Objective:
Please output exactly the run of lines that starts at the line with "OCR this image." and ends at the last line of the records below.

Listing:

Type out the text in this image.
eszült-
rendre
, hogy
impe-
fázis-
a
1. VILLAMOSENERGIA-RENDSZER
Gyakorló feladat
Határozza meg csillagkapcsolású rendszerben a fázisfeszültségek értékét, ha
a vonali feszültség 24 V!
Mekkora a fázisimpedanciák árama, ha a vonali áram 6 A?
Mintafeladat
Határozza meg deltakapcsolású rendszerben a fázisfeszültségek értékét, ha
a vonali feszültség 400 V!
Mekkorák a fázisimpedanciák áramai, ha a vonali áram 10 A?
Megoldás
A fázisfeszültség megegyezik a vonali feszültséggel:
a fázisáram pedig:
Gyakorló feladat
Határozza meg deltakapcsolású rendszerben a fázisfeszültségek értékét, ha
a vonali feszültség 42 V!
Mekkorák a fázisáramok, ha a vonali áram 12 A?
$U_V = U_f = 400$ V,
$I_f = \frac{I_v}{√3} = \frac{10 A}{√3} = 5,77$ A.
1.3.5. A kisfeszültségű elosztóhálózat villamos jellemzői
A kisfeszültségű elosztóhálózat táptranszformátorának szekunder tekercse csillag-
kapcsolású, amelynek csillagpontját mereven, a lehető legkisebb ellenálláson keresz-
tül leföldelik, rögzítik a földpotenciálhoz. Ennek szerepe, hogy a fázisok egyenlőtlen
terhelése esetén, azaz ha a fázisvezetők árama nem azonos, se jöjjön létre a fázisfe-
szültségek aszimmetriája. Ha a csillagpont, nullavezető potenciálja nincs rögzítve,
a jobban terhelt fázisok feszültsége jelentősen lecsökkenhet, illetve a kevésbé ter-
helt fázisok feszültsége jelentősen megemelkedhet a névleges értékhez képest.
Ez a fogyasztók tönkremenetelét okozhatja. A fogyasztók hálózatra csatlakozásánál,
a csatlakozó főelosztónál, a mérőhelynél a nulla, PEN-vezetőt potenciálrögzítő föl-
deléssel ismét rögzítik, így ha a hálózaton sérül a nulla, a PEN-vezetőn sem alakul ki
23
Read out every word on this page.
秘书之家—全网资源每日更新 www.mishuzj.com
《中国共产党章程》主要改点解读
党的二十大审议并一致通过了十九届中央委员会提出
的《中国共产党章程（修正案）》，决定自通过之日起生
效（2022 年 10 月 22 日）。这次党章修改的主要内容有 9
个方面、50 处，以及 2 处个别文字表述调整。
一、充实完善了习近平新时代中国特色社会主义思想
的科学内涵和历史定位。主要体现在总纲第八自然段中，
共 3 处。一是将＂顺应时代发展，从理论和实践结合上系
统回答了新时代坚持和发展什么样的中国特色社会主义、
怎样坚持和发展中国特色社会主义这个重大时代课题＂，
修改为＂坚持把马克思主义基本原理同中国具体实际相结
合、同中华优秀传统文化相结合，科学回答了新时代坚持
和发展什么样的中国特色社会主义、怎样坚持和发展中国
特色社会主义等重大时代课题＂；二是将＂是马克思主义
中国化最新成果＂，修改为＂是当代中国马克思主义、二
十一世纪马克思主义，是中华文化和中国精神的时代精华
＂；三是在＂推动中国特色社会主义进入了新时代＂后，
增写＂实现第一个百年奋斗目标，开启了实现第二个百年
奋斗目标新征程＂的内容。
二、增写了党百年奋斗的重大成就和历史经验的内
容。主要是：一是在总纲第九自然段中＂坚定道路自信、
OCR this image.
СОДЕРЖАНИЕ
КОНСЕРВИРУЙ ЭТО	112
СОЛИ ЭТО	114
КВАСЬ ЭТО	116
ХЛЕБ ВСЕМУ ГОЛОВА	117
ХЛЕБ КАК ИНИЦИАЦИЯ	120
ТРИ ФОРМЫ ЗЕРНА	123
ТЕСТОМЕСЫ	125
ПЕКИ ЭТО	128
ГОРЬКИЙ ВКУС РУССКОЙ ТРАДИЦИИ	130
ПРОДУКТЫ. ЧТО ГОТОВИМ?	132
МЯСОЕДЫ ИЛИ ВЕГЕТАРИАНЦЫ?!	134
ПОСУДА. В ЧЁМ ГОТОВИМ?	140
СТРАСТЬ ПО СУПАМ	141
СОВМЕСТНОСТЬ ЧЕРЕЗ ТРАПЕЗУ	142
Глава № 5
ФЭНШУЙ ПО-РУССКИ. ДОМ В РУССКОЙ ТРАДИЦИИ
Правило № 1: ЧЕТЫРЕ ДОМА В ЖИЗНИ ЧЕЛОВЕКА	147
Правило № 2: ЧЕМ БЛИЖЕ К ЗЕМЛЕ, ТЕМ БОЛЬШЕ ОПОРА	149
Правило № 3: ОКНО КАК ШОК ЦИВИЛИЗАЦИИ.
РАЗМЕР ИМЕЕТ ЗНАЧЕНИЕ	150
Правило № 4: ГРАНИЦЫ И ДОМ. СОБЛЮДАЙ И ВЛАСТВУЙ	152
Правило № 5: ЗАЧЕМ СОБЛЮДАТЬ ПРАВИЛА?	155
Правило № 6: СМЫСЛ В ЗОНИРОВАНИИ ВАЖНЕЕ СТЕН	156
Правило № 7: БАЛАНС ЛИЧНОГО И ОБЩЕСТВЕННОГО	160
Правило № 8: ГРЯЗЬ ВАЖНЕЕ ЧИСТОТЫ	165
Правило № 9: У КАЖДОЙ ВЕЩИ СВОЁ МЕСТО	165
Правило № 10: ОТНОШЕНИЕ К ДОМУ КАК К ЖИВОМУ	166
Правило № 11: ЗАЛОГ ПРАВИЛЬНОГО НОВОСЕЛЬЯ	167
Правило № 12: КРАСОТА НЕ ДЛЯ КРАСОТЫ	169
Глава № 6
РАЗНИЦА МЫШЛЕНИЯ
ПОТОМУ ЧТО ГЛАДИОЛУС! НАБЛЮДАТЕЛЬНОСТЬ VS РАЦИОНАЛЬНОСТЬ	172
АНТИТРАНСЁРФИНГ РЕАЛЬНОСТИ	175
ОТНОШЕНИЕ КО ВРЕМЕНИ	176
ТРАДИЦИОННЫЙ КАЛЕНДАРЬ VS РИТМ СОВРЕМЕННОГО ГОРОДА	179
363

Task solution:
OCR this image.
СОДЕРЖАНИЕ
КОНСЕРВИРУЙ ЭТО	112
СОЛИ ЭТО	114
КВАСЬ ЭТО	116
ХЛЕБ ВСЕМУ ГОЛОВА	117
ХЛЕБ КАК ИНИЦИАЦИЯ	120
ТРИ ФОРМЫ ЗЕРНА	123
ТЕСТОМЕСЫ	125
ПЕКИ ЭТО	128
ГОРЬКИЙ ВКУС РУССКОЙ ТРАДИЦИИ	130
ПРОДУКТЫ. ЧТО ГОТОВИМ?	132
МЯСОЕДЫ ИЛИ ВЕГЕТАРИАНЦЫ?!	134
ПОСУДА. В ЧЁМ ГОТОВИМ?	140
СТРАСТЬ ПО СУПАМ	141
СОВМЕСТНОСТЬ ЧЕРЕЗ ТРАПЕЗУ	142
Глава № 5
ФЭНШУЙ ПО-РУССКИ. ДОМ В РУССКОЙ ТРАДИЦИИ
Правило № 1: ЧЕТЫРЕ ДОМА В ЖИЗНИ ЧЕЛОВЕКА	147
Правило № 2: ЧЕМ БЛИЖЕ К ЗЕМЛЕ, ТЕМ БОЛЬШЕ ОПОРА	149
Правило № 3: ОКНО КАК ШОК ЦИВИЛИЗАЦИИ.
РАЗМЕР ИМЕЕТ ЗНАЧЕНИЕ	150
Правило № 4: ГРАНИЦЫ И ДОМ. СОБЛЮДАЙ И ВЛАСТВУЙ	152
Правило № 5: ЗАЧЕМ СОБЛЮДАТЬ ПРАВИЛА?	155
Правило № 6: СМЫСЛ В ЗОНИРОВАНИИ ВАЖНЕЕ СТЕН	156
Правило № 7: БАЛАНС ЛИЧНОГО И ОБЩЕСТВЕННОГО	160
Правило № 8: ГРЯЗЬ ВАЖНЕЕ ЧИСТОТЫ	165
Правило № 9: У КАЖДОЙ ВЕЩИ СВОЁ МЕСТО	165
Правило № 10: ОТНОШЕНИЕ К ДОМУ КАК К ЖИВОМУ	166
Правило № 11: ЗАЛОГ ПРАВИЛЬНОГО НОВОСЕЛЬЯ	167
Правило № 12: КРАСОТА НЕ ДЛЯ КРАСОТЫ	169
Глава № 6
РАЗНИЦА МЫШЛЕНИЯ
ПОТОМУ ЧТО ГЛАДИОЛУС! НАБЛЮДАТЕЛЬНОСТЬ VS РАЦИОНАЛЬНОСТЬ	172
АНТИТРАНСЁРФИНГ РЕАЛЬНОСТИ	175
ОТНОШЕНИЕ КО ВРЕМЕНИ	176
ТРАДИЦИОННЫЙ КАЛЕНДАРЬ VS РИТМ СОВРЕМЕННОГО ГОРОДА	179
363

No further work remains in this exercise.